Figure content listings:
● ● ●
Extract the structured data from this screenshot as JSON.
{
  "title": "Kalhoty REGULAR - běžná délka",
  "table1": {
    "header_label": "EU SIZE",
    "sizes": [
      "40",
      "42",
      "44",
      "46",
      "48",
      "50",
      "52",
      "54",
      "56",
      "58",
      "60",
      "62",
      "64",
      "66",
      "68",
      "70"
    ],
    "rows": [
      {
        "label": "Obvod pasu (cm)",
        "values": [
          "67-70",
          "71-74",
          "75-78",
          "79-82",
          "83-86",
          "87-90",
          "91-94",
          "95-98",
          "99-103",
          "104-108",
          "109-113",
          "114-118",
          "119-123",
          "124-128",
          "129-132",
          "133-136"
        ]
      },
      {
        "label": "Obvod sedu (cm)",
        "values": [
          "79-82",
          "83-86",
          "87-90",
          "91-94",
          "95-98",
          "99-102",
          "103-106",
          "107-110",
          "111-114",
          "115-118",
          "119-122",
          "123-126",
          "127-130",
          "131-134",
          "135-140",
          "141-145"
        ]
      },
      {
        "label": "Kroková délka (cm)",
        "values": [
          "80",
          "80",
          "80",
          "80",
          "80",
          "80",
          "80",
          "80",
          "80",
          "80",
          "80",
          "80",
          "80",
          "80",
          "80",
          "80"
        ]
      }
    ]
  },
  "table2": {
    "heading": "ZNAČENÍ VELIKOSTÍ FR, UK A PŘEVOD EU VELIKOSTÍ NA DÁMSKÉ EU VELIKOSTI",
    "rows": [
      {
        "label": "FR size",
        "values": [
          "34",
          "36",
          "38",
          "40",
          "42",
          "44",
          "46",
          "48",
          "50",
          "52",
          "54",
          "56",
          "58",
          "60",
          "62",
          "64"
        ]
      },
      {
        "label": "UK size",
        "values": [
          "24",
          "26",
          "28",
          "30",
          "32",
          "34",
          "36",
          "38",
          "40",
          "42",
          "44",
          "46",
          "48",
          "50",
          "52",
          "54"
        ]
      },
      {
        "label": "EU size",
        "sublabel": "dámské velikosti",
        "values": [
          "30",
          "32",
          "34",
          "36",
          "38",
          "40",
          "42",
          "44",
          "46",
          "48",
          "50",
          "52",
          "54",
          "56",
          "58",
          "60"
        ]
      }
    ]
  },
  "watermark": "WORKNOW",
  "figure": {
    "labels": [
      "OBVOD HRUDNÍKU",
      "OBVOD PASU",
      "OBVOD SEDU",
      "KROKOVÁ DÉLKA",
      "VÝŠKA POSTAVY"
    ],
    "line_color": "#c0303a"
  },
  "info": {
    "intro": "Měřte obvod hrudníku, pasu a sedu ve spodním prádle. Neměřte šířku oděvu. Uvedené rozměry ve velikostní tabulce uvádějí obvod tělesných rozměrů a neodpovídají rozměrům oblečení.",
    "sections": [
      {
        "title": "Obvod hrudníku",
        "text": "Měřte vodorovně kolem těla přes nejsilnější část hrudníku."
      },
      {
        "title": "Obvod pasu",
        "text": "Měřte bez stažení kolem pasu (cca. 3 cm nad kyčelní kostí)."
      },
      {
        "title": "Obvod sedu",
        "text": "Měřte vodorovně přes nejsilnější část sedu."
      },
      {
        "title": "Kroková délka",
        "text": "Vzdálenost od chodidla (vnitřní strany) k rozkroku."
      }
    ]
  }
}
● ● ●
- WRITTEN PROBLEM -
In the material above, find each line that contains the word "Měřte", and select it.

- THE ANSWER -
    "intro": "Měřte obvod hrudníku, pasu a sedu ve spodním prádle. Neměřte šířku oděvu. Uvedené rozměry ve velikostní tabulce uvádějí obvod tělesných rozměrů a neodpovídají rozměrům oblečení.",
        "text": "Měřte vodorovně kolem těla přes nejsilnější část hrudníku."
        "text": "Měřte bez stažení kolem pasu (cca. 3 cm nad kyčelní kostí)."
        "text": "Měřte vodorovně přes nejsilnější část sedu."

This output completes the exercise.